● **WRITTEN PROBLEM**
Go through the data below. Pull out every line that has the word "avec".

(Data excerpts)
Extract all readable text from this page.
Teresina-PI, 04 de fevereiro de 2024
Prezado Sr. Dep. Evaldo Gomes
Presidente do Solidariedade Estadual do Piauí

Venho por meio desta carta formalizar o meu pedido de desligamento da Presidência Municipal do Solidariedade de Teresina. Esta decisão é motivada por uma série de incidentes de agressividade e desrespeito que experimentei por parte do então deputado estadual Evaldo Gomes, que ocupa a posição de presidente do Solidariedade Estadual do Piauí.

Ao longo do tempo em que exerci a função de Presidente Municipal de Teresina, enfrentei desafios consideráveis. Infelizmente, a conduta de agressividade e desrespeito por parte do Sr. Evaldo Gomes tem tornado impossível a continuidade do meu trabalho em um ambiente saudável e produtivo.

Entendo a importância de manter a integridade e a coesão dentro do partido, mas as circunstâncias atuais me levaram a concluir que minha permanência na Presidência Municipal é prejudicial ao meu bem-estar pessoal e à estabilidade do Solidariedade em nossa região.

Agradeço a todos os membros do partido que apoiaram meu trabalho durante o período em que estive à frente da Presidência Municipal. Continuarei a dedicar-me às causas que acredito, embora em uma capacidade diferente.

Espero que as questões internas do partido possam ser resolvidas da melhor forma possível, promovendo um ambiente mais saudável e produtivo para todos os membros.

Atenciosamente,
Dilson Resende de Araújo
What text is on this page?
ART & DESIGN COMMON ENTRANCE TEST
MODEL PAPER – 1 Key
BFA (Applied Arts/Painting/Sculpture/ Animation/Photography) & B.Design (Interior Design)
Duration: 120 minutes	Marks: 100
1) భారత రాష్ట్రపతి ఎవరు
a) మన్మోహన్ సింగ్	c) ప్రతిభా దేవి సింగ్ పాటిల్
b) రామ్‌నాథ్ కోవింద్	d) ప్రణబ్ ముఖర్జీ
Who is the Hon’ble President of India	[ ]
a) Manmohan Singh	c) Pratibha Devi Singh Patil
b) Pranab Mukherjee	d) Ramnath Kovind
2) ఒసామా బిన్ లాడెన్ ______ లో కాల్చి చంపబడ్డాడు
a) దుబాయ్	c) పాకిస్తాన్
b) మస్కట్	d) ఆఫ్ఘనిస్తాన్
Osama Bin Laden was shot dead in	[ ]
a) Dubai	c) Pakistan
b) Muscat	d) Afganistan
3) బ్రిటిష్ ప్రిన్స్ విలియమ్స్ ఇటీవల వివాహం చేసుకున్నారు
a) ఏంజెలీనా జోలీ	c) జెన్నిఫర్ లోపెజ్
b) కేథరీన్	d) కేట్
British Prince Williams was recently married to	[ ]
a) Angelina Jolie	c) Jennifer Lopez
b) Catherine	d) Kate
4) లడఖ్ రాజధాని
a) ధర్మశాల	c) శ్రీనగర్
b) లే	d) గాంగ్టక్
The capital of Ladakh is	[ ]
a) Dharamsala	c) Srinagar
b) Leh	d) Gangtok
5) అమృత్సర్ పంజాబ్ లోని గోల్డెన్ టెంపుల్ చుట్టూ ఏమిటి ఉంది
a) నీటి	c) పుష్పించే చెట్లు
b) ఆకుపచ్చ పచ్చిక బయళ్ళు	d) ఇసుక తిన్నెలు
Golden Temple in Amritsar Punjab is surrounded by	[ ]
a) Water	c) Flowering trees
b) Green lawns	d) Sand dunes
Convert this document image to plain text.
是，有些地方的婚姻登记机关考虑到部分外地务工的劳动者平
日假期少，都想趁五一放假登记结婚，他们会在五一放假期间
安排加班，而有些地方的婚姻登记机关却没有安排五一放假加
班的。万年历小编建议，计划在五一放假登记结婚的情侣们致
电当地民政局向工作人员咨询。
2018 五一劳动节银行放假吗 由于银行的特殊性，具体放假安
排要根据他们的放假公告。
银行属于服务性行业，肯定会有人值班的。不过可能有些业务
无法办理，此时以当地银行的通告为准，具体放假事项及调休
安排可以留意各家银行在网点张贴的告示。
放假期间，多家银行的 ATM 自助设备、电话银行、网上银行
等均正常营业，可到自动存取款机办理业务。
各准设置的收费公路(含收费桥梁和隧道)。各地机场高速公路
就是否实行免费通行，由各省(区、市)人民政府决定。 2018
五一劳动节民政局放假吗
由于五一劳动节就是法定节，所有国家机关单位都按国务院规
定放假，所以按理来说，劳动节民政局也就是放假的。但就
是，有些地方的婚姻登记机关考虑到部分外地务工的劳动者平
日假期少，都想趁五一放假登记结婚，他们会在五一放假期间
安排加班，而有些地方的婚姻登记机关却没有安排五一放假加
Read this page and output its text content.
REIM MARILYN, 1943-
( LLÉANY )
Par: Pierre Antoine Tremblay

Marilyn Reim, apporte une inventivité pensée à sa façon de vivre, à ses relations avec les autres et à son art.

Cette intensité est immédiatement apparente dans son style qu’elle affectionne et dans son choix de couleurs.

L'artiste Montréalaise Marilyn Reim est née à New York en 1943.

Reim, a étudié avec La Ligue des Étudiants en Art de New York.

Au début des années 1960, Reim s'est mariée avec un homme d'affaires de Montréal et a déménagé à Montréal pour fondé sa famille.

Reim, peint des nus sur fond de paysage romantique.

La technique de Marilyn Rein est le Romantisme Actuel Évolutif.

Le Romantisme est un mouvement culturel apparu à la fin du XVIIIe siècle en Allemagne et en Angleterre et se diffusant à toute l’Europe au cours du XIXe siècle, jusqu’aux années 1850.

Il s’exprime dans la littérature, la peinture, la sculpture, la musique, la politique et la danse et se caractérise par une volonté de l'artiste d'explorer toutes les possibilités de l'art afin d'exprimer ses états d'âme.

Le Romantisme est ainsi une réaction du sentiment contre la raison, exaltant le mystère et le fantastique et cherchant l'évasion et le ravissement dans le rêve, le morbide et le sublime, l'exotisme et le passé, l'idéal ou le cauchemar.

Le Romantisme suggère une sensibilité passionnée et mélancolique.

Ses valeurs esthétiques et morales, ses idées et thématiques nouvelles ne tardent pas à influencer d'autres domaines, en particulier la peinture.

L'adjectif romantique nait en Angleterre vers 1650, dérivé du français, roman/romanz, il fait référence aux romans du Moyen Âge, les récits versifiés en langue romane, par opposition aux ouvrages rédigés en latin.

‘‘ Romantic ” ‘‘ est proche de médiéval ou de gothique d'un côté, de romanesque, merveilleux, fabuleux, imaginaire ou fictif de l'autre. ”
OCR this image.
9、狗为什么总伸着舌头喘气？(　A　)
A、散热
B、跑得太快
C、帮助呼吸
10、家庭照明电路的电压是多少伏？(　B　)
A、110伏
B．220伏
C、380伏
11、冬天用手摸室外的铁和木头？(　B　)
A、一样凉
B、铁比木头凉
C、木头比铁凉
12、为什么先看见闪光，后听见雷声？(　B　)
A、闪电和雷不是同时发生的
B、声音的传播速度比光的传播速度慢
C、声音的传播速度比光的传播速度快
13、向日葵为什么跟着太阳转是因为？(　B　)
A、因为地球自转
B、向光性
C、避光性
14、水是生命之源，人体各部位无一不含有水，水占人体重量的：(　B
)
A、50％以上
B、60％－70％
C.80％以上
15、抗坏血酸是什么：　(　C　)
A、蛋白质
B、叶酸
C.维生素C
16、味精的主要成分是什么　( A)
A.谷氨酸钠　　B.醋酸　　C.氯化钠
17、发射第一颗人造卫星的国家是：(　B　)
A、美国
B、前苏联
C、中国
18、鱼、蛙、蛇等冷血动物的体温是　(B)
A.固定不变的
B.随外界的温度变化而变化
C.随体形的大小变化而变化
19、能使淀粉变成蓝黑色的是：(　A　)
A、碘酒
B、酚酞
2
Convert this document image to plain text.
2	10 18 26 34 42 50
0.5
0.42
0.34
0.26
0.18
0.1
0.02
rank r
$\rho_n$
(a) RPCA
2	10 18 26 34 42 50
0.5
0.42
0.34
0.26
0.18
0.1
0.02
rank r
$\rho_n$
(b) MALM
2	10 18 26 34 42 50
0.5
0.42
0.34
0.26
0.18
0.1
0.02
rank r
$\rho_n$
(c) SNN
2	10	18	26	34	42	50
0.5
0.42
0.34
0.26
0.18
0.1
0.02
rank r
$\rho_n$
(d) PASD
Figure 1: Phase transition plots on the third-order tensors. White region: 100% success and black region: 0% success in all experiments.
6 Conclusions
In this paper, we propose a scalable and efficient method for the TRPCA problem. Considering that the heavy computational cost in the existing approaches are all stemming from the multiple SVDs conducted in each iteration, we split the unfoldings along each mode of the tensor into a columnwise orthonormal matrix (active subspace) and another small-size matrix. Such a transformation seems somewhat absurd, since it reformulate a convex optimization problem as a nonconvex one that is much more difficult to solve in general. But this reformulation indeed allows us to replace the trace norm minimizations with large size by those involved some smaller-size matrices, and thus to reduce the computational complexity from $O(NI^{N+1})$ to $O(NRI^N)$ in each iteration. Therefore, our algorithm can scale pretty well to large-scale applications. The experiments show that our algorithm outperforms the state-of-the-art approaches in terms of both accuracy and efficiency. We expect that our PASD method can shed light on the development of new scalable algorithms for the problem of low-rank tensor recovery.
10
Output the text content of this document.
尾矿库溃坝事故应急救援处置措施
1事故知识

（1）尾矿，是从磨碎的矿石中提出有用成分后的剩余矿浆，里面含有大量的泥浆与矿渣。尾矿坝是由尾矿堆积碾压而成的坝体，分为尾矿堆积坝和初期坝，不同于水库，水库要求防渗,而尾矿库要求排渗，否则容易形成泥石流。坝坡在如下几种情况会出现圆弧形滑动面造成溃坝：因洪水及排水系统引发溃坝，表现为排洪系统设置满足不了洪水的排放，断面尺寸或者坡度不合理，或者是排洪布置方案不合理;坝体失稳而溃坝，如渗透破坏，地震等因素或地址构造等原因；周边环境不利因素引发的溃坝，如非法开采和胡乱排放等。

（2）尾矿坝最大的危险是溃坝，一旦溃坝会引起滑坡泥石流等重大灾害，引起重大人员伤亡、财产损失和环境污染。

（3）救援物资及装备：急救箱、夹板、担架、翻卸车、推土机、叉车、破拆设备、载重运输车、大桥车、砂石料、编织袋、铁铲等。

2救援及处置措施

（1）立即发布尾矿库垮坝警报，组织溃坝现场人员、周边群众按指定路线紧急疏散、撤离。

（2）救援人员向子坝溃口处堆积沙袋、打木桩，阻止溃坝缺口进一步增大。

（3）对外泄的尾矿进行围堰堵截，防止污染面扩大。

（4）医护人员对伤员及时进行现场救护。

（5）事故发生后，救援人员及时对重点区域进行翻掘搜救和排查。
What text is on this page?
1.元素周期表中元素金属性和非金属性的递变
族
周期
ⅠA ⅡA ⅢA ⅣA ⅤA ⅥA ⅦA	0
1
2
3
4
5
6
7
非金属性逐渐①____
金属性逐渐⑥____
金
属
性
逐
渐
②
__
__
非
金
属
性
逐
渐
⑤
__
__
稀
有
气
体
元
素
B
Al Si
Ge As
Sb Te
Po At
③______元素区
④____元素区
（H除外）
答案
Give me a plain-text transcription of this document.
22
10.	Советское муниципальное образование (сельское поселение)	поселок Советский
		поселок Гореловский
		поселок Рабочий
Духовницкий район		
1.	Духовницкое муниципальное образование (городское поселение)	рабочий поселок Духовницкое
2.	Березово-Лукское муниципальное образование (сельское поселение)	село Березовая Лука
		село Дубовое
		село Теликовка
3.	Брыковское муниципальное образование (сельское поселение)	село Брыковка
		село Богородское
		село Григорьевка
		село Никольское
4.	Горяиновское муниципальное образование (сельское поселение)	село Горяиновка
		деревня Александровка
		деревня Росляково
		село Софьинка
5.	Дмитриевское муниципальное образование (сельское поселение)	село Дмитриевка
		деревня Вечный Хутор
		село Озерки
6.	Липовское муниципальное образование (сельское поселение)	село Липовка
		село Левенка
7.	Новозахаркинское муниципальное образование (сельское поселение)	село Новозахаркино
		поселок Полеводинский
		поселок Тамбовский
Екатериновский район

● **FULL SOLUTION**
Marilyn Reim, apporte une inventivité pensée à sa façon de vivre, à ses relations avec les autres et à son art.
Reim, a étudié avec La Ligue des Étudiants en Art de New York.
Au début des années 1960, Reim s'est mariée avec un homme d'affaires de Montréal et a déménagé à Montréal pour fondé sa famille.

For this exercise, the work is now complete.